▸ YOUR OBJECTIVE: Transcribe every entry word for word, leaving out all images.

[Collected data]
^^^^
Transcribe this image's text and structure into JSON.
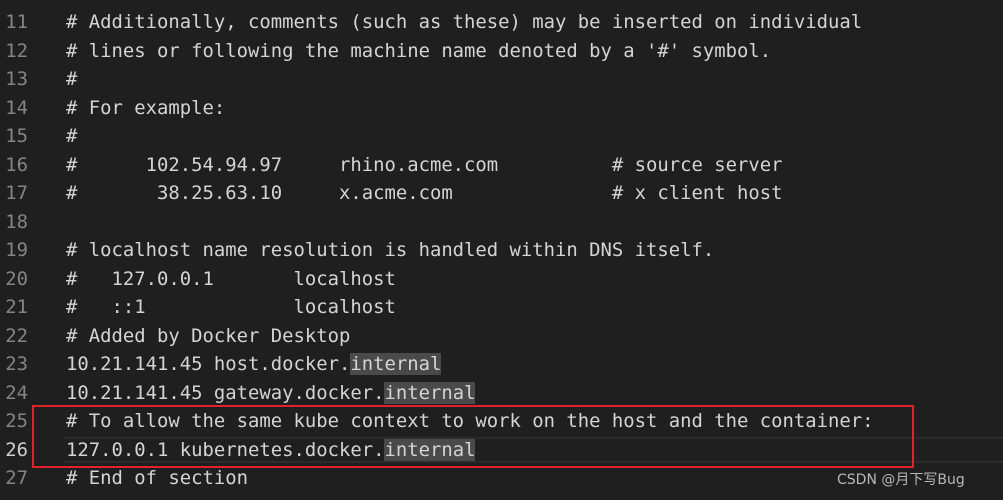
{
  "editor": {
    "active_line": 26,
    "lines": [
      {
        "n": "11",
        "text": "# Additionally, comments (such as these) may be inserted on individual"
      },
      {
        "n": "12",
        "text": "# lines or following the machine name denoted by a '#' symbol."
      },
      {
        "n": "13",
        "text": "#"
      },
      {
        "n": "14",
        "text": "# For example:"
      },
      {
        "n": "15",
        "text": "#"
      },
      {
        "n": "16",
        "text": "#      102.54.94.97     rhino.acme.com          # source server"
      },
      {
        "n": "17",
        "text": "#       38.25.63.10     x.acme.com              # x client host"
      },
      {
        "n": "18",
        "text": ""
      },
      {
        "n": "19",
        "text": "# localhost name resolution is handled within DNS itself."
      },
      {
        "n": "20",
        "text": "#   127.0.0.1       localhost"
      },
      {
        "n": "21",
        "text": "#   ::1             localhost"
      },
      {
        "n": "22",
        "text": "# Added by Docker Desktop"
      },
      {
        "n": "23",
        "text": "10.21.141.45 host.docker.",
        "hl": "internal"
      },
      {
        "n": "24",
        "text": "10.21.141.45 gateway.docker.",
        "hl": "internal"
      },
      {
        "n": "25",
        "text": "# To allow the same kube context to work on the host and the container:"
      },
      {
        "n": "26",
        "text": "127.0.0.1 kubernetes.docker.",
        "hl": "internal"
      },
      {
        "n": "27",
        "text": "# End of section"
      }
    ]
  },
  "annotation": {
    "color": "#e0232b"
  },
  "watermark": "CSDN @月下写Bug"
}
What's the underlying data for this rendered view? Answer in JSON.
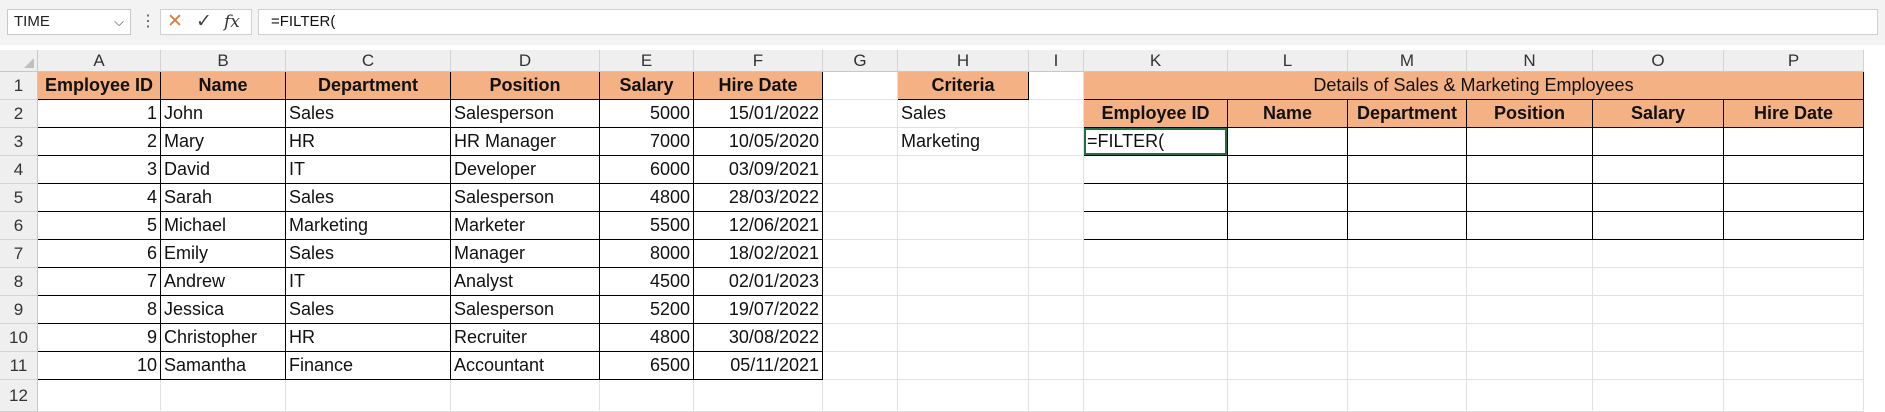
{
  "formula_bar": {
    "name_box": "TIME",
    "name_box_arrow": "⌵",
    "dots": "⋮",
    "cancel": "✕",
    "enter": "✓",
    "fx": "fx",
    "formula": "=FILTER("
  },
  "columns": [
    "A",
    "B",
    "C",
    "D",
    "E",
    "F",
    "G",
    "H",
    "I",
    "K",
    "L",
    "M",
    "N",
    "O",
    "P"
  ],
  "rows": [
    "1",
    "2",
    "3",
    "4",
    "5",
    "6",
    "7",
    "8",
    "9",
    "10",
    "11",
    "12"
  ],
  "table": {
    "headers": [
      "Employee ID",
      "Name",
      "Department",
      "Position",
      "Salary",
      "Hire Date"
    ],
    "rows": [
      [
        "1",
        "John",
        "Sales",
        "Salesperson",
        "5000",
        "15/01/2022"
      ],
      [
        "2",
        "Mary",
        "HR",
        "HR Manager",
        "7000",
        "10/05/2020"
      ],
      [
        "3",
        "David",
        "IT",
        "Developer",
        "6000",
        "03/09/2021"
      ],
      [
        "4",
        "Sarah",
        "Sales",
        "Salesperson",
        "4800",
        "28/03/2022"
      ],
      [
        "5",
        "Michael",
        "Marketing",
        "Marketer",
        "5500",
        "12/06/2021"
      ],
      [
        "6",
        "Emily",
        "Sales",
        "Manager",
        "8000",
        "18/02/2021"
      ],
      [
        "7",
        "Andrew",
        "IT",
        "Analyst",
        "4500",
        "02/01/2023"
      ],
      [
        "8",
        "Jessica",
        "Sales",
        "Salesperson",
        "5200",
        "19/07/2022"
      ],
      [
        "9",
        "Christopher",
        "HR",
        "Recruiter",
        "4800",
        "30/08/2022"
      ],
      [
        "10",
        "Samantha",
        "Finance",
        "Accountant",
        "6500",
        "05/11/2021"
      ]
    ]
  },
  "criteria": {
    "header": "Criteria",
    "values": [
      "Sales",
      "Marketing"
    ]
  },
  "result": {
    "title": "Details of Sales & Marketing Employees",
    "headers": [
      "Employee ID",
      "Name",
      "Department",
      "Position",
      "Salary",
      "Hire Date"
    ],
    "formula_cell": "=FILTER("
  },
  "colors": {
    "header_fill": "#f4b183",
    "active_border": "#1e7145",
    "cancel_icon": "#e07b39"
  }
}
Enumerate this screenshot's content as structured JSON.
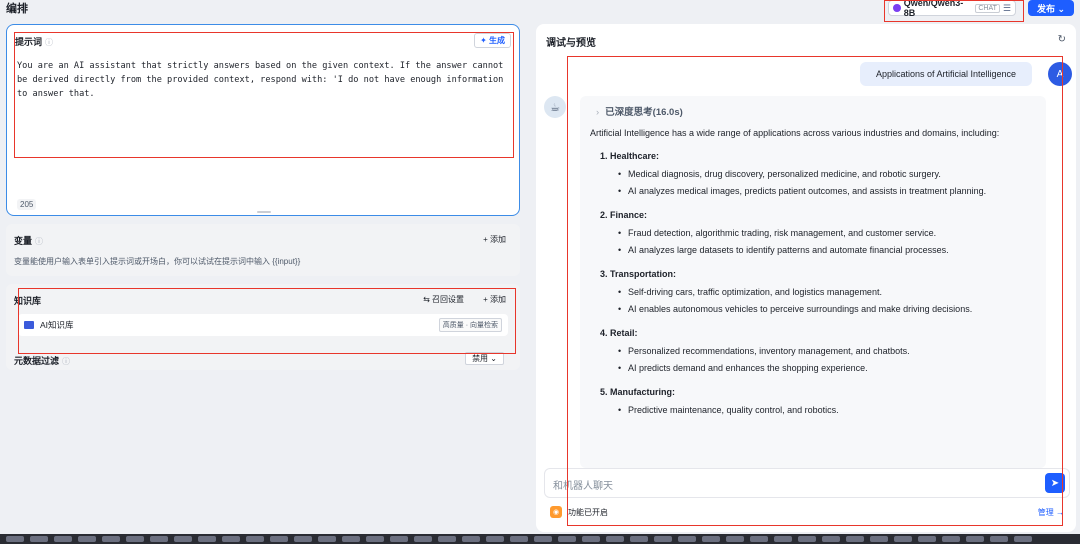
{
  "header": {
    "title": "编排",
    "model_name": "Qwen/Qwen3-8B",
    "model_tag": "CHAT",
    "publish_label": "发布 ⌄"
  },
  "prompt": {
    "title": "提示词",
    "help_icon": "question-circle-icon",
    "generate_label": "✦ 生成",
    "text": "You are an AI assistant that strictly answers based on the given context. If the answer cannot be derived directly from the provided context, respond with: 'I do not have enough information to answer that.",
    "char_count": "205"
  },
  "variables": {
    "title": "变量",
    "add_label": "+ 添加",
    "description": "变量能使用户输入表单引入提示词或开场白，你可以试试在提示词中输入 {{input}}"
  },
  "knowledge": {
    "title": "知识库",
    "recall_label": "⇆ 召回设置",
    "add_label": "+ 添加",
    "item_name": "AI知识库",
    "item_badge": "高质量 · 向量检索"
  },
  "metadata": {
    "title": "元数据过滤",
    "select_value": "禁用 ⌄"
  },
  "preview": {
    "title": "调试与预览",
    "user_message": "Applications of Artificial Intelligence",
    "user_initial": "A",
    "thinking": "已深度思考(16.0s)",
    "intro": "Artificial Intelligence has a wide range of applications across various industries and domains, including:",
    "sections": [
      {
        "heading": "1. Healthcare:",
        "bullets": [
          "Medical diagnosis, drug discovery, personalized medicine, and robotic surgery.",
          "AI analyzes medical images, predicts patient outcomes, and assists in treatment planning."
        ]
      },
      {
        "heading": "2. Finance:",
        "bullets": [
          "Fraud detection, algorithmic trading, risk management, and customer service.",
          "AI analyzes large datasets to identify patterns and automate financial processes."
        ]
      },
      {
        "heading": "3. Transportation:",
        "bullets": [
          "Self-driving cars, traffic optimization, and logistics management.",
          "AI enables autonomous vehicles to perceive surroundings and make driving decisions."
        ]
      },
      {
        "heading": "4. Retail:",
        "bullets": [
          "Personalized recommendations, inventory management, and chatbots.",
          "AI predicts demand and enhances the shopping experience."
        ]
      },
      {
        "heading": "5. Manufacturing:",
        "bullets": [
          "Predictive maintenance, quality control, and robotics."
        ]
      }
    ],
    "input_placeholder": "和机器人聊天",
    "feature_label": "功能已开启",
    "manage_label": "管理 →"
  },
  "colors": {
    "accent": "#1e5eff",
    "highlight": "#e8362b",
    "focus_border": "#3c8ce7"
  }
}
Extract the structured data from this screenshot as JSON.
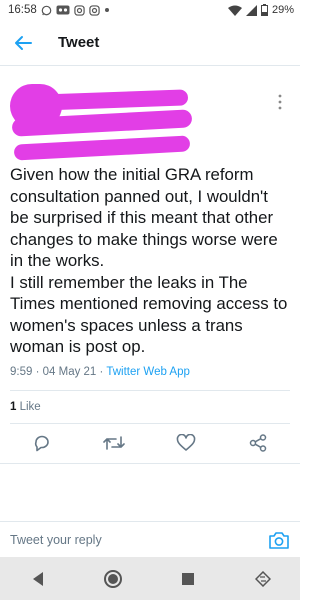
{
  "status_bar": {
    "time": "16:58",
    "battery": "29%",
    "icons": [
      "whatsapp-icon",
      "voicemail-icon",
      "instagram-icon",
      "instagram-icon",
      "dot-icon",
      "wifi-icon",
      "signal-icon",
      "battery-icon"
    ]
  },
  "app_bar": {
    "title": "Tweet",
    "back_icon": "back-arrow-icon"
  },
  "tweet": {
    "body": "Given how the initial GRA reform consultation panned out, I wouldn't be surprised if this meant that other changes to make things worse were in the works.\nI still remember the leaks in The Times mentioned removing access to women's spaces unless a trans woman is post op.",
    "time": "9:59",
    "date": "04 May 21",
    "source": "Twitter Web App",
    "likes_count": "1",
    "likes_label": "Like"
  },
  "actions": [
    "reply-icon",
    "retweet-icon",
    "like-icon",
    "share-icon"
  ],
  "reply": {
    "placeholder": "Tweet your reply"
  },
  "nav": [
    "back-triangle-icon",
    "home-circle-icon",
    "recents-square-icon",
    "rotate-icon"
  ],
  "colors": {
    "accent": "#1da1f2",
    "redaction": "#e23ee6",
    "muted": "#657786",
    "divider": "#e1e8ed"
  }
}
^^^^
▸ TASK RESPONSE:
Transcribe this image's text and structure into JSON.
{
  "editor": {
    "active_line": 26,
    "lines": [
      {
        "n": "11",
        "text": "# Additionally, comments (such as these) may be inserted on individual"
      },
      {
        "n": "12",
        "text": "# lines or following the machine name denoted by a '#' symbol."
      },
      {
        "n": "13",
        "text": "#"
      },
      {
        "n": "14",
        "text": "# For example:"
      },
      {
        "n": "15",
        "text": "#"
      },
      {
        "n": "16",
        "text": "#      102.54.94.97     rhino.acme.com          # source server"
      },
      {
        "n": "17",
        "text": "#       38.25.63.10     x.acme.com              # x client host"
      },
      {
        "n": "18",
        "text": ""
      },
      {
        "n": "19",
        "text": "# localhost name resolution is handled within DNS itself."
      },
      {
        "n": "20",
        "text": "#   127.0.0.1       localhost"
      },
      {
        "n": "21",
        "text": "#   ::1             localhost"
      },
      {
        "n": "22",
        "text": "# Added by Docker Desktop"
      },
      {
        "n": "23",
        "text": "10.21.141.45 host.docker.",
        "hl": "internal"
      },
      {
        "n": "24",
        "text": "10.21.141.45 gateway.docker.",
        "hl": "internal"
      },
      {
        "n": "25",
        "text": "# To allow the same kube context to work on the host and the container:"
      },
      {
        "n": "26",
        "text": "127.0.0.1 kubernetes.docker.",
        "hl": "internal"
      },
      {
        "n": "27",
        "text": "# End of section"
      }
    ]
  },
  "annotation": {
    "color": "#e0232b"
  },
  "watermark": "CSDN @月下写Bug"
}
What's the underlying data for this rendered view? Answer in JSON.
{
  "formula_bar": {
    "name_box": "TIME",
    "name_box_arrow": "⌵",
    "dots": "⋮",
    "cancel": "✕",
    "enter": "✓",
    "fx": "fx",
    "formula": "=FILTER("
  },
  "columns": [
    "A",
    "B",
    "C",
    "D",
    "E",
    "F",
    "G",
    "H",
    "I",
    "K",
    "L",
    "M",
    "N",
    "O",
    "P"
  ],
  "rows": [
    "1",
    "2",
    "3",
    "4",
    "5",
    "6",
    "7",
    "8",
    "9",
    "10",
    "11",
    "12"
  ],
  "table": {
    "headers": [
      "Employee ID",
      "Name",
      "Department",
      "Position",
      "Salary",
      "Hire Date"
    ],
    "rows": [
      [
        "1",
        "John",
        "Sales",
        "Salesperson",
        "5000",
        "15/01/2022"
      ],
      [
        "2",
        "Mary",
        "HR",
        "HR Manager",
        "7000",
        "10/05/2020"
      ],
      [
        "3",
        "David",
        "IT",
        "Developer",
        "6000",
        "03/09/2021"
      ],
      [
        "4",
        "Sarah",
        "Sales",
        "Salesperson",
        "4800",
        "28/03/2022"
      ],
      [
        "5",
        "Michael",
        "Marketing",
        "Marketer",
        "5500",
        "12/06/2021"
      ],
      [
        "6",
        "Emily",
        "Sales",
        "Manager",
        "8000",
        "18/02/2021"
      ],
      [
        "7",
        "Andrew",
        "IT",
        "Analyst",
        "4500",
        "02/01/2023"
      ],
      [
        "8",
        "Jessica",
        "Sales",
        "Salesperson",
        "5200",
        "19/07/2022"
      ],
      [
        "9",
        "Christopher",
        "HR",
        "Recruiter",
        "4800",
        "30/08/2022"
      ],
      [
        "10",
        "Samantha",
        "Finance",
        "Accountant",
        "6500",
        "05/11/2021"
      ]
    ]
  },
  "criteria": {
    "header": "Criteria",
    "values": [
      "Sales",
      "Marketing"
    ]
  },
  "result": {
    "title": "Details of Sales & Marketing Employees",
    "headers": [
      "Employee ID",
      "Name",
      "Department",
      "Position",
      "Salary",
      "Hire Date"
    ],
    "formula_cell": "=FILTER("
  },
  "colors": {
    "header_fill": "#f4b183",
    "active_border": "#1e7145",
    "cancel_icon": "#e07b39"
  }
}
Enumerate this screenshot's content as structured JSON.
{
  "header": {
    "title": "编排",
    "model_name": "Qwen/Qwen3-8B",
    "model_tag": "CHAT",
    "publish_label": "发布 ⌄"
  },
  "prompt": {
    "title": "提示词",
    "help_icon": "question-circle-icon",
    "generate_label": "✦ 生成",
    "text": "You are an AI assistant that strictly answers based on the given context. If the answer cannot be derived directly from the provided context, respond with: 'I do not have enough information to answer that.",
    "char_count": "205"
  },
  "variables": {
    "title": "变量",
    "add_label": "+ 添加",
    "description": "变量能使用户输入表单引入提示词或开场白，你可以试试在提示词中输入 {{input}}"
  },
  "knowledge": {
    "title": "知识库",
    "recall_label": "⇆ 召回设置",
    "add_label": "+ 添加",
    "item_name": "AI知识库",
    "item_badge": "高质量 · 向量检索"
  },
  "metadata": {
    "title": "元数据过滤",
    "select_value": "禁用 ⌄"
  },
  "preview": {
    "title": "调试与预览",
    "user_message": "Applications of Artificial Intelligence",
    "user_initial": "A",
    "thinking": "已深度思考(16.0s)",
    "intro": "Artificial Intelligence has a wide range of applications across various industries and domains, including:",
    "sections": [
      {
        "heading": "1. Healthcare:",
        "bullets": [
          "Medical diagnosis, drug discovery, personalized medicine, and robotic surgery.",
          "AI analyzes medical images, predicts patient outcomes, and assists in treatment planning."
        ]
      },
      {
        "heading": "2. Finance:",
        "bullets": [
          "Fraud detection, algorithmic trading, risk management, and customer service.",
          "AI analyzes large datasets to identify patterns and automate financial processes."
        ]
      },
      {
        "heading": "3. Transportation:",
        "bullets": [
          "Self-driving cars, traffic optimization, and logistics management.",
          "AI enables autonomous vehicles to perceive surroundings and make driving decisions."
        ]
      },
      {
        "heading": "4. Retail:",
        "bullets": [
          "Personalized recommendations, inventory management, and chatbots.",
          "AI predicts demand and enhances the shopping experience."
        ]
      },
      {
        "heading": "5. Manufacturing:",
        "bullets": [
          "Predictive maintenance, quality control, and robotics."
        ]
      }
    ],
    "input_placeholder": "和机器人聊天",
    "feature_label": "功能已开启",
    "manage_label": "管理 →"
  },
  "colors": {
    "accent": "#1e5eff",
    "highlight": "#e8362b",
    "focus_border": "#3c8ce7"
  }
}
Extract the structured data from this screenshot as JSON.
{
  "status_bar": {
    "time": "16:58",
    "battery": "29%",
    "icons": [
      "whatsapp-icon",
      "voicemail-icon",
      "instagram-icon",
      "instagram-icon",
      "dot-icon",
      "wifi-icon",
      "signal-icon",
      "battery-icon"
    ]
  },
  "app_bar": {
    "title": "Tweet",
    "back_icon": "back-arrow-icon"
  },
  "tweet": {
    "body": "Given how the initial GRA reform consultation panned out, I wouldn't be surprised if this meant that other changes to make things worse were in the works.\nI still remember the leaks in The Times mentioned removing access to women's spaces unless a trans woman is post op.",
    "time": "9:59",
    "date": "04 May 21",
    "source": "Twitter Web App",
    "likes_count": "1",
    "likes_label": "Like"
  },
  "actions": [
    "reply-icon",
    "retweet-icon",
    "like-icon",
    "share-icon"
  ],
  "reply": {
    "placeholder": "Tweet your reply"
  },
  "nav": [
    "back-triangle-icon",
    "home-circle-icon",
    "recents-square-icon",
    "rotate-icon"
  ],
  "colors": {
    "accent": "#1da1f2",
    "redaction": "#e23ee6",
    "muted": "#657786",
    "divider": "#e1e8ed"
  }
}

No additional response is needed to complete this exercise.